[Recorded data]
BEGIN

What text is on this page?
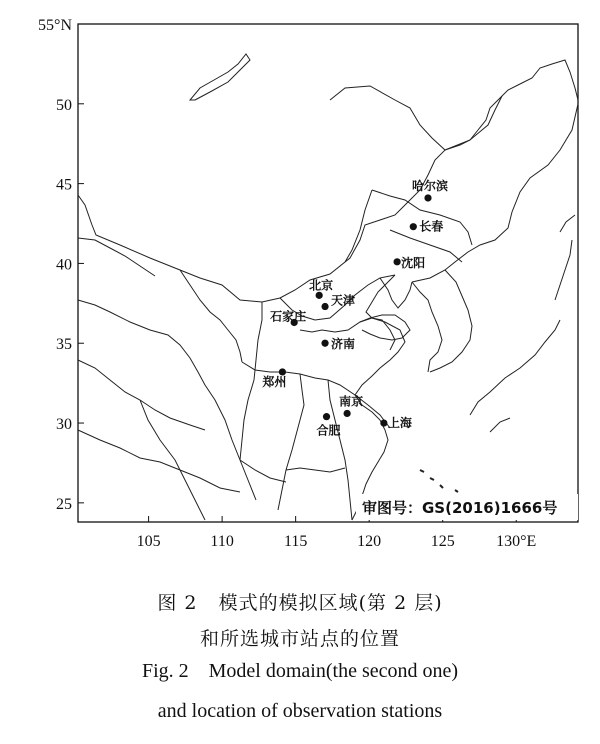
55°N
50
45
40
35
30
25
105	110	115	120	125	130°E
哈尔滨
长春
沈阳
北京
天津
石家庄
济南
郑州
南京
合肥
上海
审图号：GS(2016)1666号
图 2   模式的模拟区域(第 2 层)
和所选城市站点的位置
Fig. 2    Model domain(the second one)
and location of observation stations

END
BEGIN

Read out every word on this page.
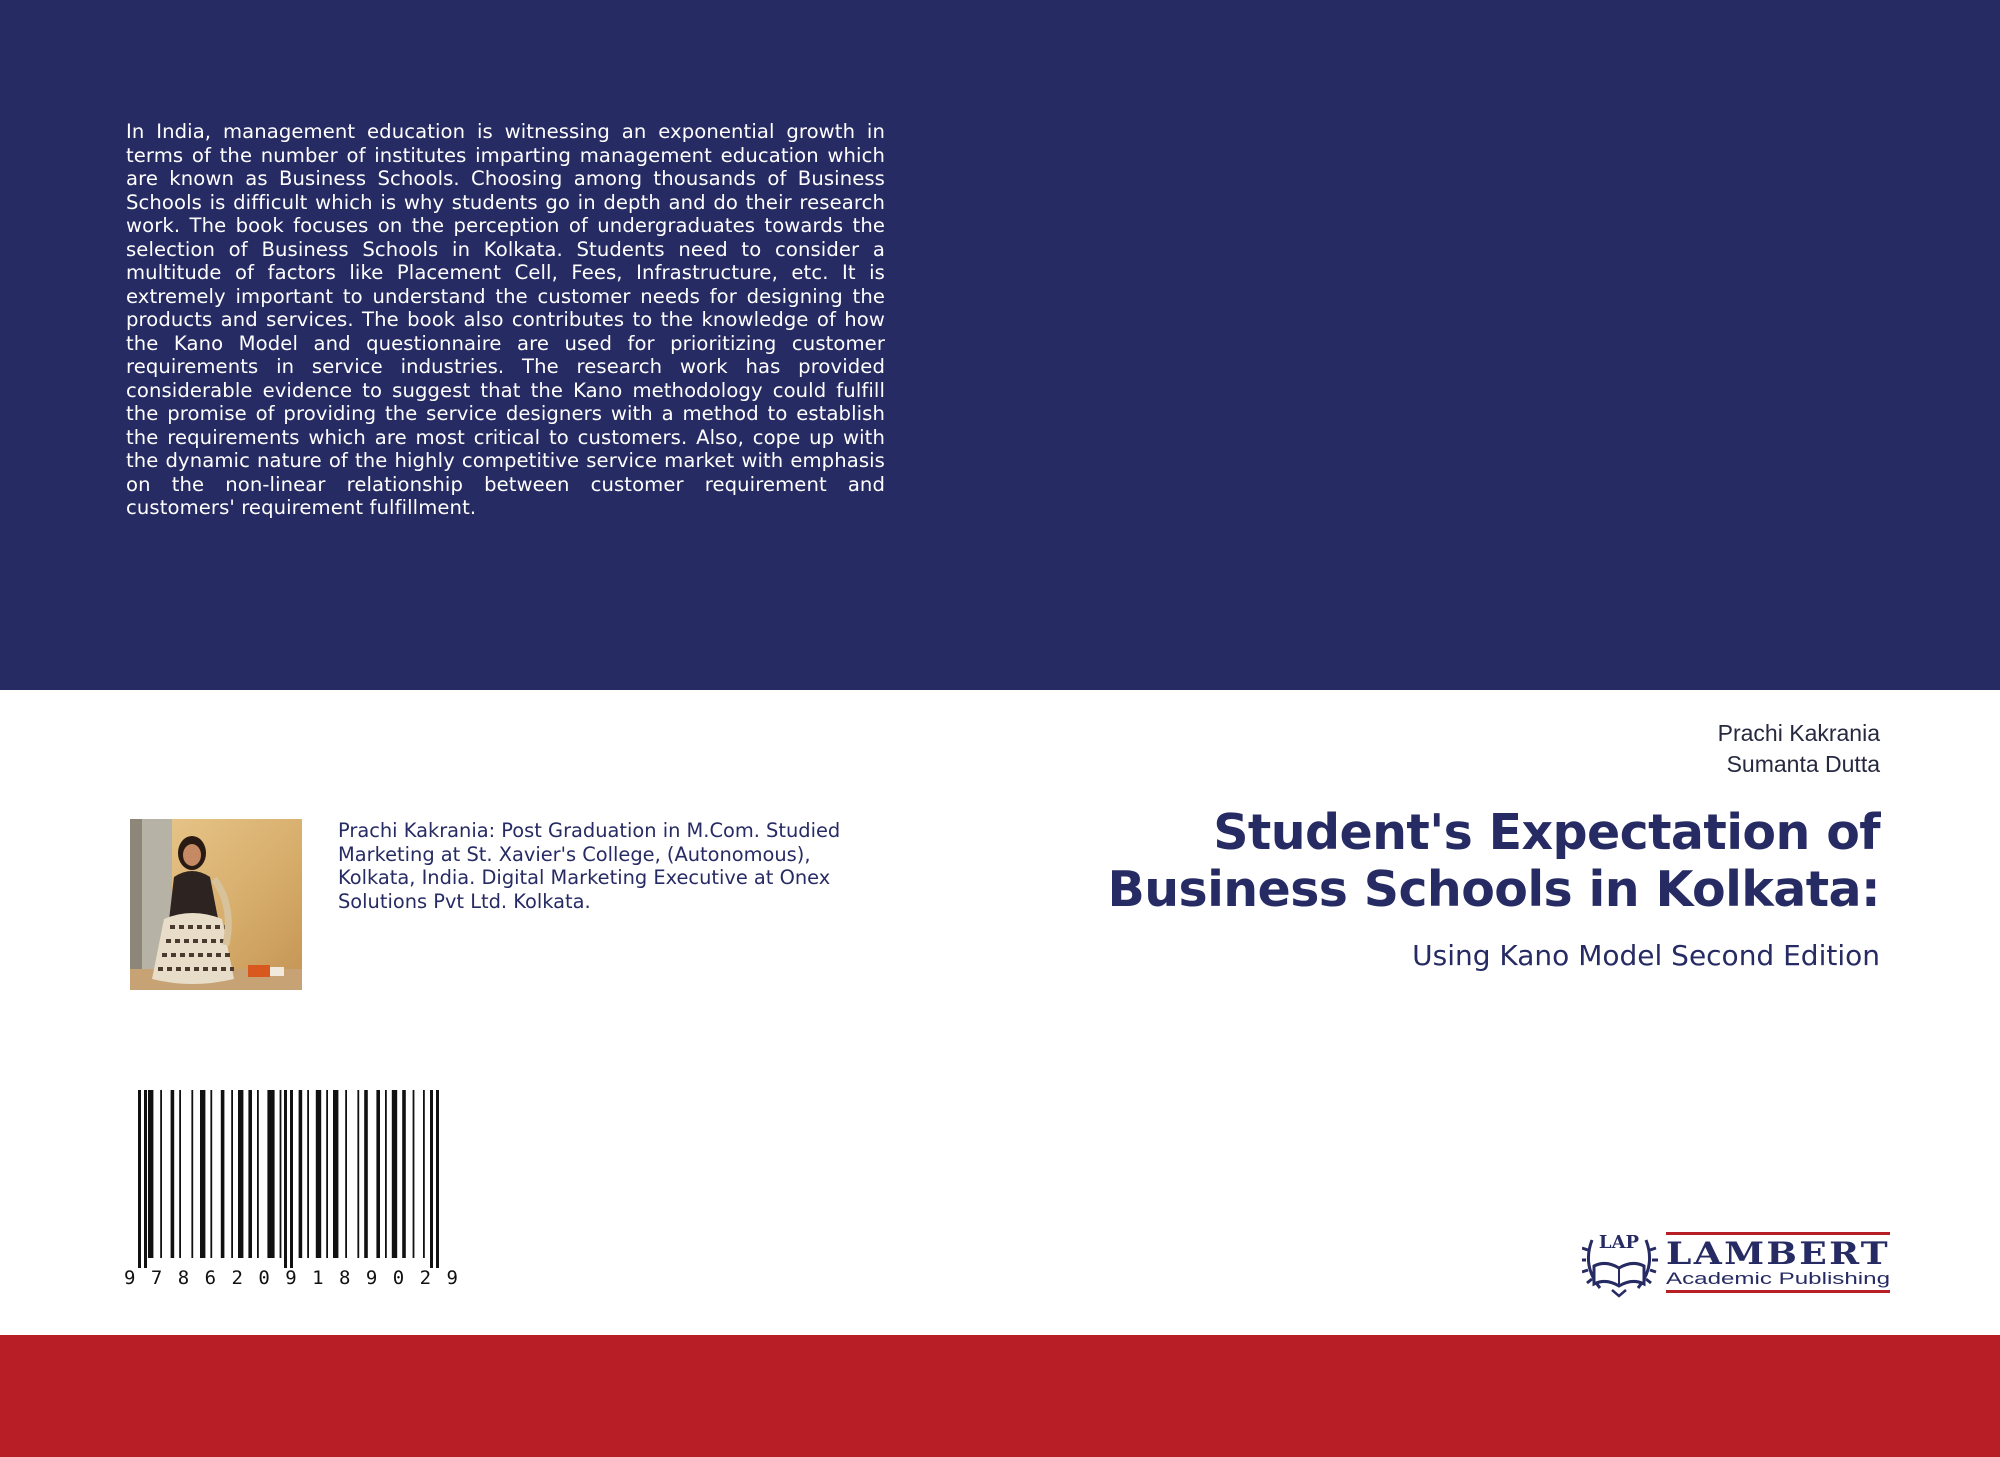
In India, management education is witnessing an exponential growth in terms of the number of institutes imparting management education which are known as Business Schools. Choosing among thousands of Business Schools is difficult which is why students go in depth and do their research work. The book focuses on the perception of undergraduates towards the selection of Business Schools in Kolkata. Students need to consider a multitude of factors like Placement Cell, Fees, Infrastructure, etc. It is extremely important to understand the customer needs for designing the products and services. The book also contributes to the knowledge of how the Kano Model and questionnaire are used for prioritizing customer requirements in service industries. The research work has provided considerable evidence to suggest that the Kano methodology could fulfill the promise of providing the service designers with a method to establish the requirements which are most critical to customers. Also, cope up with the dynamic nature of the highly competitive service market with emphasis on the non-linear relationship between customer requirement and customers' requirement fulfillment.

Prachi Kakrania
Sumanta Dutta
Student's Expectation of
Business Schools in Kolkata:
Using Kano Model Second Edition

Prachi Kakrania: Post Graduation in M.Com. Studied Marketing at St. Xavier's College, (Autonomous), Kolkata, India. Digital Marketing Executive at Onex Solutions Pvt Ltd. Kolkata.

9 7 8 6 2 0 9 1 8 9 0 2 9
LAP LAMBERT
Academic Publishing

END
BEGIN

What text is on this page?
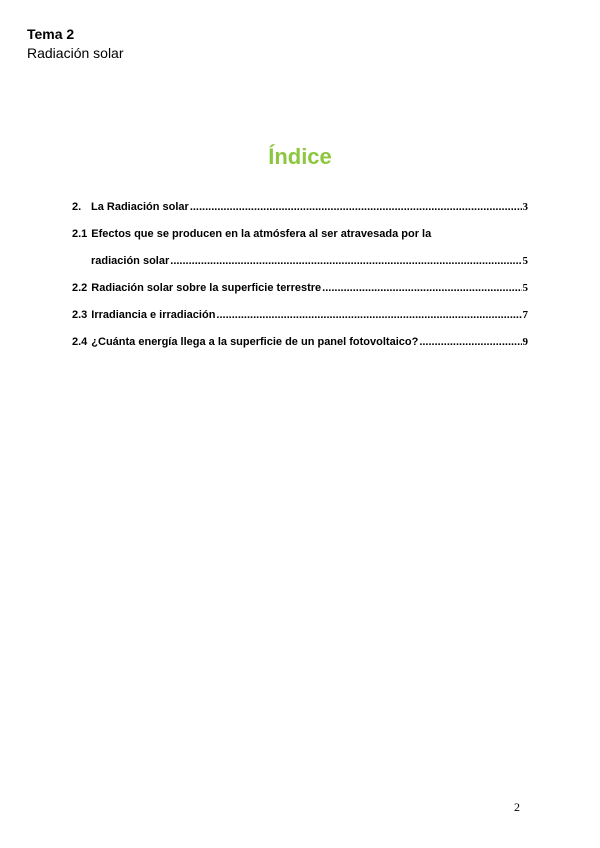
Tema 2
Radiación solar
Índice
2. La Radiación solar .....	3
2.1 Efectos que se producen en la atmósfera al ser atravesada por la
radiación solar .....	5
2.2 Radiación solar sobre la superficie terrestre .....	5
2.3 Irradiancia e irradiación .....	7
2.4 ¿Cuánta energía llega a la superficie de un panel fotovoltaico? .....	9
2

END

• _Problem requirements_
Locate all lines that include the word "Kano" and copy them out.

• _Task solution_
In India, management education is witnessing an exponential growth in terms of the number of institutes imparting management education which are known as Business Schools. Choosing among thousands of Business Schools is difficult which is why students go in depth and do their research work. The book focuses on the perception of undergraduates towards the selection of Business Schools in Kolkata. Students need to consider a multitude of factors like Placement Cell, Fees, Infrastructure, etc. It is extremely important to understand the customer needs for designing the products and services. The book also contributes to the knowledge of how the Kano Model and questionnaire are used for prioritizing customer requirements in service industries. The research work has provided considerable evidence to suggest that the Kano methodology could fulfill the promise of providing the service designers with a method to establish the requirements which are most critical to customers. Also, cope up with the dynamic nature of the highly competitive service market with emphasis on the non-linear relationship between customer requirement and customers' requirement fulfillment.
Using Kano Model Second Edition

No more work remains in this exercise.